* begin STORED DATA *

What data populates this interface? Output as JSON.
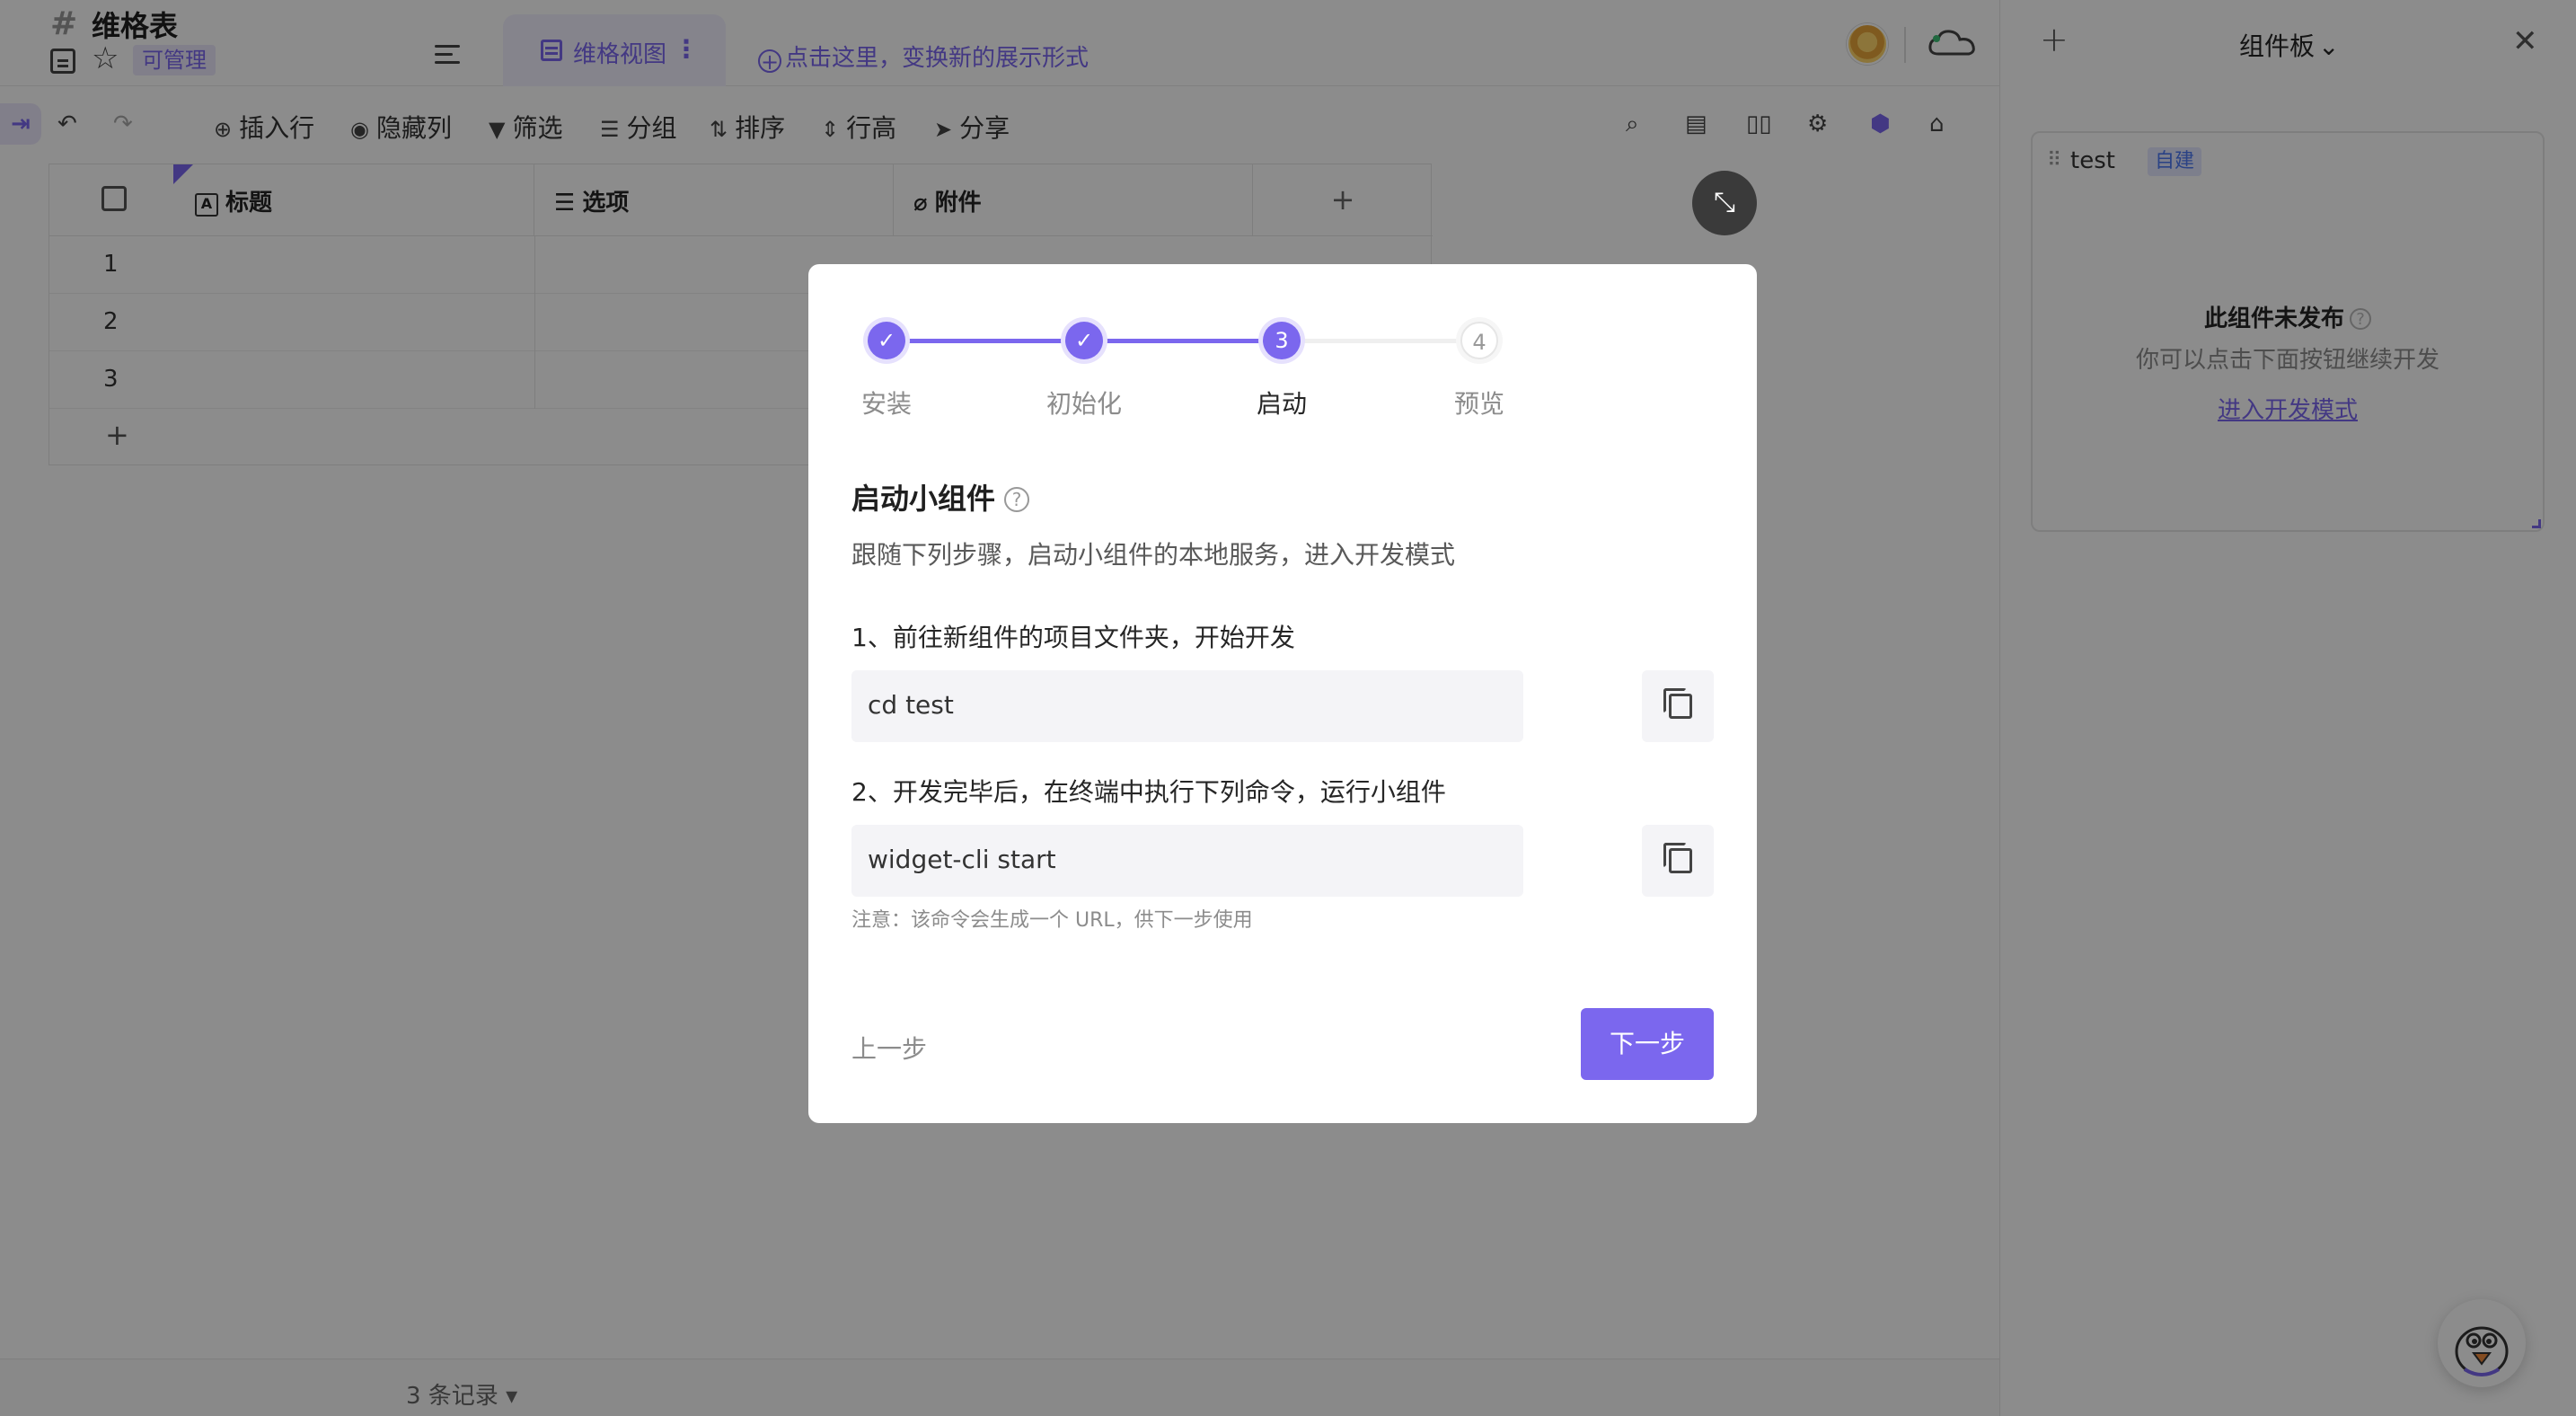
{
  "header": {
    "sheet_title": "维格表",
    "permission_badge": "可管理",
    "view_tab_label": "维格视图",
    "view_tab_more": "⋮",
    "add_view_hint": "点击这里，变换新的展示形式"
  },
  "toolbar": {
    "insert_row": "插入行",
    "hide_column": "隐藏列",
    "filter": "筛选",
    "group": "分组",
    "sort": "排序",
    "row_height": "行高",
    "share": "分享"
  },
  "grid": {
    "columns": [
      "标题",
      "选项",
      "附件"
    ],
    "column_icons": [
      "A",
      "☰",
      "⌀"
    ],
    "add_column": "+",
    "rows": [
      "1",
      "2",
      "3"
    ],
    "add_row": "+"
  },
  "footer": {
    "record_count": "3 条记录 ▾"
  },
  "panel": {
    "add": "+",
    "title": "组件板",
    "title_chevron": "⌄",
    "close": "✕",
    "widget_name": "test",
    "widget_badge": "自建",
    "unpublished_title": "此组件未发布",
    "unpublished_desc": "你可以点击下面按钮继续开发",
    "dev_mode_link": "进入开发模式"
  },
  "modal": {
    "steps": [
      {
        "num": "✓",
        "label": "安装",
        "state": "done"
      },
      {
        "num": "✓",
        "label": "初始化",
        "state": "done"
      },
      {
        "num": "3",
        "label": "启动",
        "state": "active"
      },
      {
        "num": "4",
        "label": "预览",
        "state": "todo"
      }
    ],
    "title": "启动小组件",
    "help": "?",
    "description": "跟随下列步骤，启动小组件的本地服务，进入开发模式",
    "step1_label": "1、前往新组件的项目文件夹，开始开发",
    "step1_code": "cd test",
    "step2_label": "2、开发完毕后，在终端中执行下列命令，运行小组件",
    "step2_code": "widget-cli start",
    "note": "注意：该命令会生成一个 URL，供下一步使用",
    "prev_button": "上一步",
    "next_button": "下一步"
  },
  "colors": {
    "accent": "#7B67EE",
    "overlay": "rgba(0,0,0,0.45)",
    "badge_blue": "#4D78F2"
  }
}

* end STORED DATA *

■ SHORT PROBLEM: Using the records above, gather all lines where the string "state" is present.

■ CORRECT OUTPUT:
        "state": "done"
        "state": "done"
        "state": "active"
        "state": "todo"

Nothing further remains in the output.